##### EXCERPTED DATA

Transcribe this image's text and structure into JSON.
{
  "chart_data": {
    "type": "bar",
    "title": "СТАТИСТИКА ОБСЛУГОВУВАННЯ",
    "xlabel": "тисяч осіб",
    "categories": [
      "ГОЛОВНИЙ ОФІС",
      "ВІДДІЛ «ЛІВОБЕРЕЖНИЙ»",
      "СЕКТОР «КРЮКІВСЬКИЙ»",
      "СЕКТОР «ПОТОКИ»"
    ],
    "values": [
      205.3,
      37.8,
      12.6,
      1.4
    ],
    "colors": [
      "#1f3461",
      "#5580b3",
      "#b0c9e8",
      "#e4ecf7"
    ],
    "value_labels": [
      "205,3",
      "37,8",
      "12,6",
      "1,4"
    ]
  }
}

##########

### TASK OBJECTIVE
Extract the data in full. Keep it word for word.

### TASK ANSWER
Transcribe this image's text and structure into JSON.
{
  "chart_data": {
    "type": "bar",
    "title": "СТАТИСТИКА ОБСЛУГОВУВАННЯ",
    "xlabel": "тисяч осіб",
    "categories": [
      "ГОЛОВНИЙ ОФІС",
      "ВІДДІЛ «ЛІВОБЕРЕЖНИЙ»",
      "СЕКТОР «КРЮКІВСЬКИЙ»",
      "СЕКТОР «ПОТОКИ»"
    ],
    "values": [
      205.3,
      37.8,
      12.6,
      1.4
    ],
    "colors": [
      "#1f3461",
      "#5580b3",
      "#b0c9e8",
      "#e4ecf7"
    ],
    "value_labels": [
      "205,3",
      "37,8",
      "12,6",
      "1,4"
    ]
  }
}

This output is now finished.